▸ **What to work on**
Repeat every line of the listing below exactly, minus the pictures.

▸ **Data to process**
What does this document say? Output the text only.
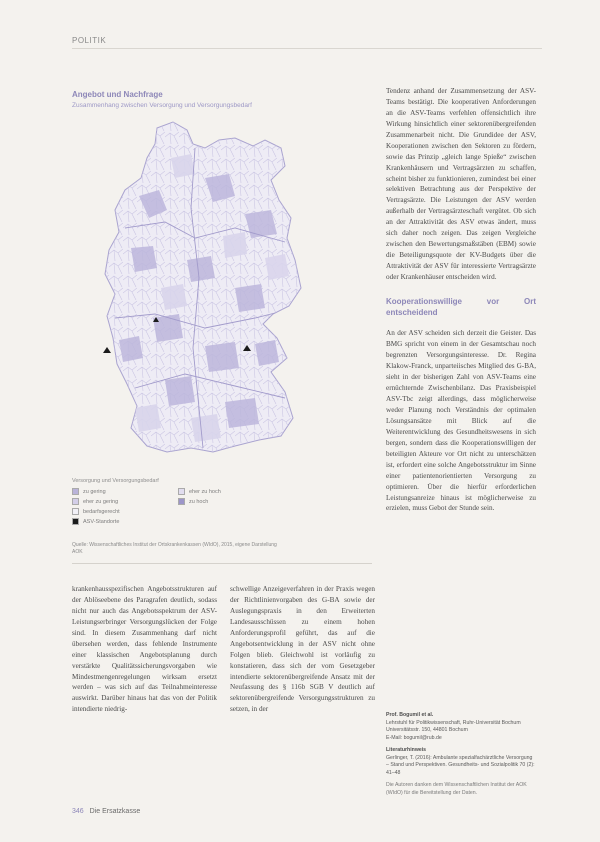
POLITIK
Angebot und Nachfrage
Zusammenhang zwischen Versorgung und Versorgungsbedarf
Versorgung und Versorgungsbedarf
zu gering	eher zu hoch
eher zu gering	zu hoch
bedarfsgerecht
ASV-Standorte
Quelle: Wissenschaftliches Institut der Ortskrankenkassen (WIdO), 2015, eigene Darstellung
AOK

Tendenz anhand der Zusammensetzung der ASV-Teams bestätigt. Die kooperativen Anforderungen an die ASV-Teams verfehlen offensichtlich ihre Wirkung hinsichtlich einer sektorenübergreifenden Zusammenarbeit nicht. Die Grundidee der ASV, Kooperationen zwischen den Sektoren zu fördern, sowie das Prinzip „gleich lange Spieße“ zwischen Krankenhäusern und Vertragsärzten zu schaffen, scheint bisher zu funktionieren, zumindest bei einer selektiven Betrachtung aus der Perspektive der Vertragsärzte. Die Leistungen der ASV werden außerhalb der Vertragsärzteschaft vergütet. Ob sich an der Attraktivität des ASV etwas ändert, muss sich daher noch zeigen. Das zeigen Vergleiche zwischen den Bewertungsmaßstäben (EBM) sowie die Beteiligungsquote der KV-Budgets über die Attraktivität der ASV für interessierte Vertragsärzte oder Krankenhäuser entscheiden wird.

Kooperationswillige vor Ort entscheidend

An der ASV scheiden sich derzeit die Geister. Das BMG spricht von einem in der Gesamtschau noch begrenzten Versorgungsinteresse. Dr. Regina Klakow-Franck, unparteiisches Mitglied des G-BA, sieht in der bisherigen Zahl von ASV-Teams eine ernüchternde Zwischenbilanz. Das Praxisbeispiel ASV-Tbc zeigt allerdings, dass möglicherweise weder Planung noch Verständnis der optimalen Lösungsansätze mit Blick auf die Weiterentwicklung des Gesundheitswesens in sich bergen, sondern dass die Kooperationswilligen der beteiligten Akteure vor Ort nicht zu unterschätzen ist, erfordert eine solche Angebotsstruktur im Sinne einer patientenorientierten Versorgung zu optimieren. Über die hierfür erforderlichen Leistungsanreize hinaus ist möglicherweise zu erzielen, muss Gebot der Stunde sein.

Prof. Bogumil et al.
Lehrstuhl für Politikwissenschaft, Ruhr-Universität Bochum
Universitätsstr. 150, 44801 Bochum
E-Mail: bogumil@rub.de
Literaturhinweis
Gerlinger, T. (2016): Ambulante spezialfachärztliche Versorgung – Stand und Perspektiven. Gesundheits- und Sozialpolitik 70 (2): 41–48
Die Autoren danken dem Wissenschaftlichen Institut der AOK (WIdO) für die Bereitstellung der Daten.

krankenhausspezifischen Angebotsstrukturen auf der Ablöseebene des Paragrafen deutlich, sodass nicht nur auch das Angebotsspektrum der ASV-Leistungserbringer Versorgungslücken der Folge sind. In diesem Zusammenhang darf nicht übersehen werden, dass fehlende Instrumente einer klassischen Angebotsplanung durch verstärkte Qualitätssicherungsvorgaben wie Mindestmengenregelungen wirksam ersetzt werden – was sich auf das Teilnahmeinteresse auswirkt. Darüber hinaus hat das von der Politik intendierte niedrig-

schwellige Anzeigeverfahren in der Praxis wegen der Richtlinienvorgaben des G-BA sowie der Auslegungspraxis in den Erweiterten Landesausschüssen zu einem hohen Anforderungsprofil geführt, das auf die Angebotsentwicklung in der ASV nicht ohne Folgen blieb. Gleichwohl ist vorläufig zu konstatieren, dass sich der vom Gesetzgeber intendierte sektorenübergreifende Ansatz mit der Neufassung des § 116b SGB V deutlich auf sektorenübergreifende Versorgungsstrukturen zu setzen, in der

346 Die Ersatzkasse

▸ **Finished exercise**
What does this document say? Output the text only.
POLITIK
Angebot und Nachfrage
Zusammenhang zwischen Versorgung und Versorgungsbedarf
Versorgung und Versorgungsbedarf
zu gering	eher zu hoch
eher zu gering	zu hoch
bedarfsgerecht
ASV-Standorte
Quelle: Wissenschaftliches Institut der Ortskrankenkassen (WIdO), 2015, eigene Darstellung
AOK

Tendenz anhand der Zusammensetzung der ASV-Teams bestätigt. Die kooperativen Anforderungen an die ASV-Teams verfehlen offensichtlich ihre Wirkung hinsichtlich einer sektorenübergreifenden Zusammenarbeit nicht. Die Grundidee der ASV, Kooperationen zwischen den Sektoren zu fördern, sowie das Prinzip „gleich lange Spieße“ zwischen Krankenhäusern und Vertragsärzten zu schaffen, scheint bisher zu funktionieren, zumindest bei einer selektiven Betrachtung aus der Perspektive der Vertragsärzte. Die Leistungen der ASV werden außerhalb der Vertragsärzteschaft vergütet. Ob sich an der Attraktivität des ASV etwas ändert, muss sich daher noch zeigen. Das zeigen Vergleiche zwischen den Bewertungsmaßstäben (EBM) sowie die Beteiligungsquote der KV-Budgets über die Attraktivität der ASV für interessierte Vertragsärzte oder Krankenhäuser entscheiden wird.

Kooperationswillige vor Ort entscheidend

An der ASV scheiden sich derzeit die Geister. Das BMG spricht von einem in der Gesamtschau noch begrenzten Versorgungsinteresse. Dr. Regina Klakow-Franck, unparteiisches Mitglied des G-BA, sieht in der bisherigen Zahl von ASV-Teams eine ernüchternde Zwischenbilanz. Das Praxisbeispiel ASV-Tbc zeigt allerdings, dass möglicherweise weder Planung noch Verständnis der optimalen Lösungsansätze mit Blick auf die Weiterentwicklung des Gesundheitswesens in sich bergen, sondern dass die Kooperationswilligen der beteiligten Akteure vor Ort nicht zu unterschätzen ist, erfordert eine solche Angebotsstruktur im Sinne einer patientenorientierten Versorgung zu optimieren. Über die hierfür erforderlichen Leistungsanreize hinaus ist möglicherweise zu erzielen, muss Gebot der Stunde sein.

Prof. Bogumil et al.
Lehrstuhl für Politikwissenschaft, Ruhr-Universität Bochum
Universitätsstr. 150, 44801 Bochum
E-Mail: bogumil@rub.de
Literaturhinweis
Gerlinger, T. (2016): Ambulante spezialfachärztliche Versorgung – Stand und Perspektiven. Gesundheits- und Sozialpolitik 70 (2): 41–48
Die Autoren danken dem Wissenschaftlichen Institut der AOK (WIdO) für die Bereitstellung der Daten.

krankenhausspezifischen Angebotsstrukturen auf der Ablöseebene des Paragrafen deutlich, sodass nicht nur auch das Angebotsspektrum der ASV-Leistungserbringer Versorgungslücken der Folge sind. In diesem Zusammenhang darf nicht übersehen werden, dass fehlende Instrumente einer klassischen Angebotsplanung durch verstärkte Qualitätssicherungsvorgaben wie Mindestmengenregelungen wirksam ersetzt werden – was sich auf das Teilnahmeinteresse auswirkt. Darüber hinaus hat das von der Politik intendierte niedrig-

schwellige Anzeigeverfahren in der Praxis wegen der Richtlinienvorgaben des G-BA sowie der Auslegungspraxis in den Erweiterten Landesausschüssen zu einem hohen Anforderungsprofil geführt, das auf die Angebotsentwicklung in der ASV nicht ohne Folgen blieb. Gleichwohl ist vorläufig zu konstatieren, dass sich der vom Gesetzgeber intendierte sektorenübergreifende Ansatz mit der Neufassung des § 116b SGB V deutlich auf sektorenübergreifende Versorgungsstrukturen zu setzen, in der

346 Die Ersatzkasse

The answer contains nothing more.